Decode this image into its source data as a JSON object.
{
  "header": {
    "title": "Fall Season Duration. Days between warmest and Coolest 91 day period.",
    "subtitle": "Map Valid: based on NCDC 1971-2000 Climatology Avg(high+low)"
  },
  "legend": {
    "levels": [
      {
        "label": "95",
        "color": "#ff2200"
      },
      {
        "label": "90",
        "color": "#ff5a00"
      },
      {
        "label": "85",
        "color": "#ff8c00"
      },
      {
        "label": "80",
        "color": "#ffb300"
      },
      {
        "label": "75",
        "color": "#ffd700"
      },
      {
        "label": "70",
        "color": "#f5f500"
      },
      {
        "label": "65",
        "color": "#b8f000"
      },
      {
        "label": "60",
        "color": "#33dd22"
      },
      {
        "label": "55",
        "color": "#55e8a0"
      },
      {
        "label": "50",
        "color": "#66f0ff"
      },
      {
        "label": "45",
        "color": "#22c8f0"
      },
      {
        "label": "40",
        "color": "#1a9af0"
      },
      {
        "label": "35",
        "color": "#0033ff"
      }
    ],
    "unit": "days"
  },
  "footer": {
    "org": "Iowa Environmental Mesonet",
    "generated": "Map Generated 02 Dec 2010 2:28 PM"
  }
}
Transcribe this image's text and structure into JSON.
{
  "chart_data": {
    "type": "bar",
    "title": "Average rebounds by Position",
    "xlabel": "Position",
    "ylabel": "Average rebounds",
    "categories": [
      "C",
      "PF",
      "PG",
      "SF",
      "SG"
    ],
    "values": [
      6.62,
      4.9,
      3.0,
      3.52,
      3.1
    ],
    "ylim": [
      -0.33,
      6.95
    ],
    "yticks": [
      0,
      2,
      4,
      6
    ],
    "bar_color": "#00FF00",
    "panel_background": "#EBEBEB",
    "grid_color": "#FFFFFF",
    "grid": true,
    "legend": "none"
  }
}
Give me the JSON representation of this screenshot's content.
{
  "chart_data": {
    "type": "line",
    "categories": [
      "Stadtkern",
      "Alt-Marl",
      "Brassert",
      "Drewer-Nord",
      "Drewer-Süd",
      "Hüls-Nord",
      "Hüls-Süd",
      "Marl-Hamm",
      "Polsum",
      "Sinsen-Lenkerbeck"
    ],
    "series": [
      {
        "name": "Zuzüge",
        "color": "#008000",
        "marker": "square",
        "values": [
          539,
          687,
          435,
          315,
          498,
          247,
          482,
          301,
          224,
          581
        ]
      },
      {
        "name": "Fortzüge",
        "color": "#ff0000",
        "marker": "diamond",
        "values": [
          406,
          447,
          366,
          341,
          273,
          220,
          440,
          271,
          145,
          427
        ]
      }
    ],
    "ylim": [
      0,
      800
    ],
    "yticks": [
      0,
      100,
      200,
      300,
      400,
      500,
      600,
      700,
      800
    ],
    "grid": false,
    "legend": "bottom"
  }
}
^^^^^^^^
## [Task statement]
Return the listing above word for word.

## [Response to the exercise]
Decode this image into its source data as a JSON object.
{
  "header": {
    "title": "Fall Season Duration. Days between warmest and Coolest 91 day period.",
    "subtitle": "Map Valid: based on NCDC 1971-2000 Climatology Avg(high+low)"
  },
  "legend": {
    "levels": [
      {
        "label": "95",
        "color": "#ff2200"
      },
      {
        "label": "90",
        "color": "#ff5a00"
      },
      {
        "label": "85",
        "color": "#ff8c00"
      },
      {
        "label": "80",
        "color": "#ffb300"
      },
      {
        "label": "75",
        "color": "#ffd700"
      },
      {
        "label": "70",
        "color": "#f5f500"
      },
      {
        "label": "65",
        "color": "#b8f000"
      },
      {
        "label": "60",
        "color": "#33dd22"
      },
      {
        "label": "55",
        "color": "#55e8a0"
      },
      {
        "label": "50",
        "color": "#66f0ff"
      },
      {
        "label": "45",
        "color": "#22c8f0"
      },
      {
        "label": "40",
        "color": "#1a9af0"
      },
      {
        "label": "35",
        "color": "#0033ff"
      }
    ],
    "unit": "days"
  },
  "footer": {
    "org": "Iowa Environmental Mesonet",
    "generated": "Map Generated 02 Dec 2010 2:28 PM"
  }
}
Transcribe this image's text and structure into JSON.
{
  "chart_data": {
    "type": "bar",
    "title": "Average rebounds by Position",
    "xlabel": "Position",
    "ylabel": "Average rebounds",
    "categories": [
      "C",
      "PF",
      "PG",
      "SF",
      "SG"
    ],
    "values": [
      6.62,
      4.9,
      3.0,
      3.52,
      3.1
    ],
    "ylim": [
      -0.33,
      6.95
    ],
    "yticks": [
      0,
      2,
      4,
      6
    ],
    "bar_color": "#00FF00",
    "panel_background": "#EBEBEB",
    "grid_color": "#FFFFFF",
    "grid": true,
    "legend": "none"
  }
}
Give me the JSON representation of this screenshot's content.
{
  "chart_data": {
    "type": "line",
    "categories": [
      "Stadtkern",
      "Alt-Marl",
      "Brassert",
      "Drewer-Nord",
      "Drewer-Süd",
      "Hüls-Nord",
      "Hüls-Süd",
      "Marl-Hamm",
      "Polsum",
      "Sinsen-Lenkerbeck"
    ],
    "series": [
      {
        "name": "Zuzüge",
        "color": "#008000",
        "marker": "square",
        "values": [
          539,
          687,
          435,
          315,
          498,
          247,
          482,
          301,
          224,
          581
        ]
      },
      {
        "name": "Fortzüge",
        "color": "#ff0000",
        "marker": "diamond",
        "values": [
          406,
          447,
          366,
          341,
          273,
          220,
          440,
          271,
          145,
          427
        ]
      }
    ],
    "ylim": [
      0,
      800
    ],
    "yticks": [
      0,
      100,
      200,
      300,
      400,
      500,
      600,
      700,
      800
    ],
    "grid": false,
    "legend": "bottom"
  }
}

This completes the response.